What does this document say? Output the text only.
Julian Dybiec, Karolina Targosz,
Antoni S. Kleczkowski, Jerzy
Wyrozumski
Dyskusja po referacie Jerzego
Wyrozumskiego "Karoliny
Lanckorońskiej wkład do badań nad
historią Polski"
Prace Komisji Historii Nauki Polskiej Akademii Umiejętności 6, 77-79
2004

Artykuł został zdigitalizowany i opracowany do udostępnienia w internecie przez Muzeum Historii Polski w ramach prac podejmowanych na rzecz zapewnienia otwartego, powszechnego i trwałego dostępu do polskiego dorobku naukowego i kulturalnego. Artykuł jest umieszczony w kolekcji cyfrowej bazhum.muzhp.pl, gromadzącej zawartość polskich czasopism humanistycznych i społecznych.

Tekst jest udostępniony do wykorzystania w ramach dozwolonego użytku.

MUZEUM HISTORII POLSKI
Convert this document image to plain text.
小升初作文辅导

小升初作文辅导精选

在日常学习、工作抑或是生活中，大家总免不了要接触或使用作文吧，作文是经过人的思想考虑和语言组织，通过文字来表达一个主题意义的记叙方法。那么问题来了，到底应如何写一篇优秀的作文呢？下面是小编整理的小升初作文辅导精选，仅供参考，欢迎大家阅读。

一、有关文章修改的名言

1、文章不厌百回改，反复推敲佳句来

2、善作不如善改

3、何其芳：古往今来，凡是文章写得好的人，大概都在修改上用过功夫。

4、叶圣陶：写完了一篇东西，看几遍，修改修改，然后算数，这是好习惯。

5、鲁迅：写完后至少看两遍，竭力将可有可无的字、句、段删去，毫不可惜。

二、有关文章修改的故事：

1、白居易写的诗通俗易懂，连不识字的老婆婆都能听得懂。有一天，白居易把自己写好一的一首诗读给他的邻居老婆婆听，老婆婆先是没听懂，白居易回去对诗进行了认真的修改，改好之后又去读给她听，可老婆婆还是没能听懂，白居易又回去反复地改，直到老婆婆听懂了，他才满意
☆ ☆ ☆ ☆ ☆
- [Task objective]: Repeat only the stretch of lines that opens with the line containing "Convert this document image to plain text." and closes with the final line of the entries, both included, exactly as written.

- [Reply to the task]:
Convert this document image to plain text.
小升初作文辅导

小升初作文辅导精选

在日常学习、工作抑或是生活中，大家总免不了要接触或使用作文吧，作文是经过人的思想考虑和语言组织，通过文字来表达一个主题意义的记叙方法。那么问题来了，到底应如何写一篇优秀的作文呢？下面是小编整理的小升初作文辅导精选，仅供参考，欢迎大家阅读。

一、有关文章修改的名言

1、文章不厌百回改，反复推敲佳句来

2、善作不如善改

3、何其芳：古往今来，凡是文章写得好的人，大概都在修改上用过功夫。

4、叶圣陶：写完了一篇东西，看几遍，修改修改，然后算数，这是好习惯。

5、鲁迅：写完后至少看两遍，竭力将可有可无的字、句、段删去，毫不可惜。

二、有关文章修改的故事：

1、白居易写的诗通俗易懂，连不识字的老婆婆都能听得懂。有一天，白居易把自己写好一的一首诗读给他的邻居老婆婆听，老婆婆先是没听懂，白居易回去对诗进行了认真的修改，改好之后又去读给她听，可老婆婆还是没能听懂，白居易又回去反复地改，直到老婆婆听懂了，他才满意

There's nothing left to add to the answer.